▶ Records to process:
════════════════════
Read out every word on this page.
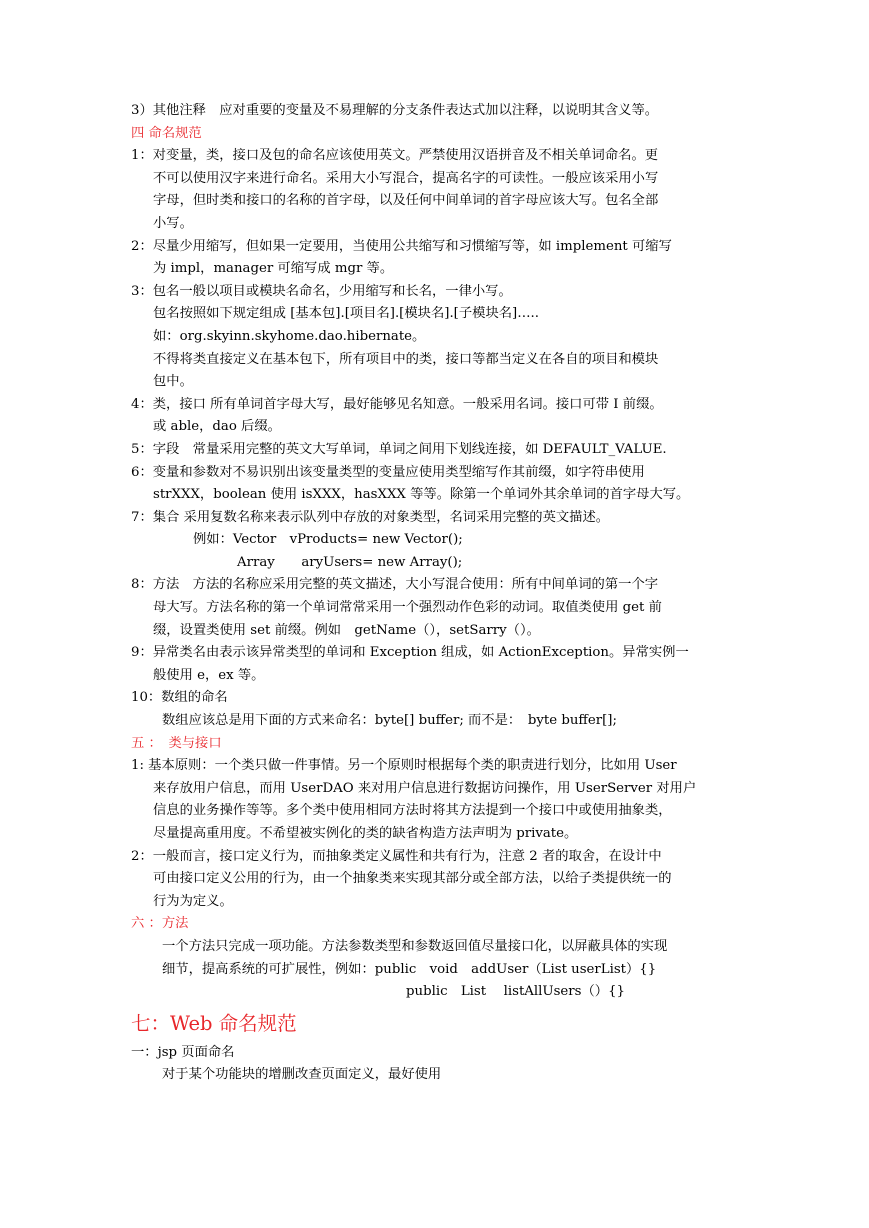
3）其他注释　应对重要的变量及不易理解的分支条件表达式加以注释，以说明其含义等。
四 命名规范
1：对变量，类，接口及包的命名应该使用英文。严禁使用汉语拼音及不相关单词命名。更
不可以使用汉字来进行命名。采用大小写混合，提高名字的可读性。一般应该采用小写
字母，但时类和接口的名称的首字母，以及任何中间单词的首字母应该大写。包名全部
小写。
2：尽量少用缩写，但如果一定要用，当使用公共缩写和习惯缩写等，如 implement 可缩写
为 impl，manager 可缩写成 mgr 等。
3：包名一般以项目或模块名命名，少用缩写和长名，一律小写。
包名按照如下规定组成 [基本包].[项目名].[模块名].[子模块名]…..
如：org.skyinn.skyhome.dao.hibernate。
不得将类直接定义在基本包下，所有项目中的类，接口等都当定义在各自的项目和模块
包中。
4：类，接口 所有单词首字母大写，最好能够见名知意。一般采用名词。接口可带 I 前缀。
或 able，dao 后缀。
5：字段　常量采用完整的英文大写单词，单词之间用下划线连接，如 DEFAULT_VALUE.
6：变量和参数对不易识别出该变量类型的变量应使用类型缩写作其前缀，如字符串使用
strXXX，boolean 使用 isXXX，hasXXX 等等。除第一个单词外其余单词的首字母大写。
7：集合 采用复数名称来表示队列中存放的对象类型，名词采用完整的英文描述。
例如：Vector　vProducts= new Vector();
Array　　aryUsers= new Array();
8：方法　方法的名称应采用完整的英文描述，大小写混合使用：所有中间单词的第一个字
母大写。方法名称的第一个单词常常采用一个强烈动作色彩的动词。取值类使用 get 前
缀，设置类使用 set 前缀。例如　getName（），setSarry（）。
9：异常类名由表示该异常类型的单词和 Exception 组成，如 ActionException。异常实例一
般使用 e，ex 等。
10：数组的命名
数组应该总是用下面的方式来命名：byte[] buffer; 而不是：　byte buffer[];
五 ：　类与接口
1: 基本原则：一个类只做一件事情。另一个原则时根据每个类的职责进行划分，比如用 User
来存放用户信息，而用 UserDAO 来对用户信息进行数据访问操作，用 UserServer 对用户
信息的业务操作等等。多个类中使用相同方法时将其方法提到一个接口中或使用抽象类，
尽量提高重用度。不希望被实例化的类的缺省构造方法声明为 private。
2：一般而言，接口定义行为，而抽象类定义属性和共有行为，注意 2 者的取舍，在设计中
可由接口定义公用的行为，由一个抽象类来实现其部分或全部方法，以给子类提供统一的
行为为定义。
六 ：方法
一个方法只完成一项功能。方法参数类型和参数返回值尽量接口化，以屏蔽具体的实现
细节，提高系统的可扩展性，例如：public　void　addUser（List userList）{}
public　List　 listAllUsers（）{}
七：Web 命名规范
一：jsp 页面命名
对于某个功能块的增删改查页面定义，最好使用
════════════════════
▶ Task directions: Repeat the material above word for word and skip every image in it.

▶ Task response:
Read out every word on this page.
3）其他注释　应对重要的变量及不易理解的分支条件表达式加以注释，以说明其含义等。
四 命名规范
1：对变量，类，接口及包的命名应该使用英文。严禁使用汉语拼音及不相关单词命名。更
不可以使用汉字来进行命名。采用大小写混合，提高名字的可读性。一般应该采用小写
字母，但时类和接口的名称的首字母，以及任何中间单词的首字母应该大写。包名全部
小写。
2：尽量少用缩写，但如果一定要用，当使用公共缩写和习惯缩写等，如 implement 可缩写
为 impl，manager 可缩写成 mgr 等。
3：包名一般以项目或模块名命名，少用缩写和长名，一律小写。
包名按照如下规定组成 [基本包].[项目名].[模块名].[子模块名]…..
如：org.skyinn.skyhome.dao.hibernate。
不得将类直接定义在基本包下，所有项目中的类，接口等都当定义在各自的项目和模块
包中。
4：类，接口 所有单词首字母大写，最好能够见名知意。一般采用名词。接口可带 I 前缀。
或 able，dao 后缀。
5：字段　常量采用完整的英文大写单词，单词之间用下划线连接，如 DEFAULT_VALUE.
6：变量和参数对不易识别出该变量类型的变量应使用类型缩写作其前缀，如字符串使用
strXXX，boolean 使用 isXXX，hasXXX 等等。除第一个单词外其余单词的首字母大写。
7：集合 采用复数名称来表示队列中存放的对象类型，名词采用完整的英文描述。
例如：Vector　vProducts= new Vector();
Array　　aryUsers= new Array();
8：方法　方法的名称应采用完整的英文描述，大小写混合使用：所有中间单词的第一个字
母大写。方法名称的第一个单词常常采用一个强烈动作色彩的动词。取值类使用 get 前
缀，设置类使用 set 前缀。例如　getName（），setSarry（）。
9：异常类名由表示该异常类型的单词和 Exception 组成，如 ActionException。异常实例一
般使用 e，ex 等。
10：数组的命名
数组应该总是用下面的方式来命名：byte[] buffer; 而不是：　byte buffer[];
五 ：　类与接口
1: 基本原则：一个类只做一件事情。另一个原则时根据每个类的职责进行划分，比如用 User
来存放用户信息，而用 UserDAO 来对用户信息进行数据访问操作，用 UserServer 对用户
信息的业务操作等等。多个类中使用相同方法时将其方法提到一个接口中或使用抽象类，
尽量提高重用度。不希望被实例化的类的缺省构造方法声明为 private。
2：一般而言，接口定义行为，而抽象类定义属性和共有行为，注意 2 者的取舍，在设计中
可由接口定义公用的行为，由一个抽象类来实现其部分或全部方法，以给子类提供统一的
行为为定义。
六 ：方法
一个方法只完成一项功能。方法参数类型和参数返回值尽量接口化，以屏蔽具体的实现
细节，提高系统的可扩展性，例如：public　void　addUser（List userList）{}
public　List　 listAllUsers（）{}
七：Web 命名规范
一：jsp 页面命名
对于某个功能块的增删改查页面定义，最好使用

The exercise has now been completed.